Recorded information:
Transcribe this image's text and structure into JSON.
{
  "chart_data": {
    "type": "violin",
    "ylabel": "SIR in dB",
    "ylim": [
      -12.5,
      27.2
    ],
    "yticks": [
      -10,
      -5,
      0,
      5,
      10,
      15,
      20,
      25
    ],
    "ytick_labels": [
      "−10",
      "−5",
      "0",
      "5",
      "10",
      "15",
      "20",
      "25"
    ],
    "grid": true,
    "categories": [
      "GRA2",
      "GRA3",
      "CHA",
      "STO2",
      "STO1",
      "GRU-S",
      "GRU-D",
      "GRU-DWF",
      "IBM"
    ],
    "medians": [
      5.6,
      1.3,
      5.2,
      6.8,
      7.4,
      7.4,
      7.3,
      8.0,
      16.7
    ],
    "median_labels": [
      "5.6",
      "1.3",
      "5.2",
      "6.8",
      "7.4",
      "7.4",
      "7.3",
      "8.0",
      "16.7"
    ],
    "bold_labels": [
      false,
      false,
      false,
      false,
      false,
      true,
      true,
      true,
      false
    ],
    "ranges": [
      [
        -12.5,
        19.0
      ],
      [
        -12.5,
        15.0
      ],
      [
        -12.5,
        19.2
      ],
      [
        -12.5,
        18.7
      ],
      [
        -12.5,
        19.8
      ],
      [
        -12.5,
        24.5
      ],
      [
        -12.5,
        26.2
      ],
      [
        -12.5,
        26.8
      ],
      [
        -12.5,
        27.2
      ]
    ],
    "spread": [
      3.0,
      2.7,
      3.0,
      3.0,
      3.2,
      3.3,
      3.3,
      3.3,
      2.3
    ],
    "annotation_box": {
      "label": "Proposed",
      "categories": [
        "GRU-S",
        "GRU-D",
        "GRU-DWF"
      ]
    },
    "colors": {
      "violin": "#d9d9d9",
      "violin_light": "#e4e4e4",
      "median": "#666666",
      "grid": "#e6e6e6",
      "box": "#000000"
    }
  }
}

Goal of the exercise: Word for word, extract all the records.

Exercise response:
Transcribe this image's text and structure into JSON.
{
  "chart_data": {
    "type": "violin",
    "ylabel": "SIR in dB",
    "ylim": [
      -12.5,
      27.2
    ],
    "yticks": [
      -10,
      -5,
      0,
      5,
      10,
      15,
      20,
      25
    ],
    "ytick_labels": [
      "−10",
      "−5",
      "0",
      "5",
      "10",
      "15",
      "20",
      "25"
    ],
    "grid": true,
    "categories": [
      "GRA2",
      "GRA3",
      "CHA",
      "STO2",
      "STO1",
      "GRU-S",
      "GRU-D",
      "GRU-DWF",
      "IBM"
    ],
    "medians": [
      5.6,
      1.3,
      5.2,
      6.8,
      7.4,
      7.4,
      7.3,
      8.0,
      16.7
    ],
    "median_labels": [
      "5.6",
      "1.3",
      "5.2",
      "6.8",
      "7.4",
      "7.4",
      "7.3",
      "8.0",
      "16.7"
    ],
    "bold_labels": [
      false,
      false,
      false,
      false,
      false,
      true,
      true,
      true,
      false
    ],
    "ranges": [
      [
        -12.5,
        19.0
      ],
      [
        -12.5,
        15.0
      ],
      [
        -12.5,
        19.2
      ],
      [
        -12.5,
        18.7
      ],
      [
        -12.5,
        19.8
      ],
      [
        -12.5,
        24.5
      ],
      [
        -12.5,
        26.2
      ],
      [
        -12.5,
        26.8
      ],
      [
        -12.5,
        27.2
      ]
    ],
    "spread": [
      3.0,
      2.7,
      3.0,
      3.0,
      3.2,
      3.3,
      3.3,
      3.3,
      2.3
    ],
    "annotation_box": {
      "label": "Proposed",
      "categories": [
        "GRU-S",
        "GRU-D",
        "GRU-DWF"
      ]
    },
    "colors": {
      "violin": "#d9d9d9",
      "violin_light": "#e4e4e4",
      "median": "#666666",
      "grid": "#e6e6e6",
      "box": "#000000"
    }
  }
}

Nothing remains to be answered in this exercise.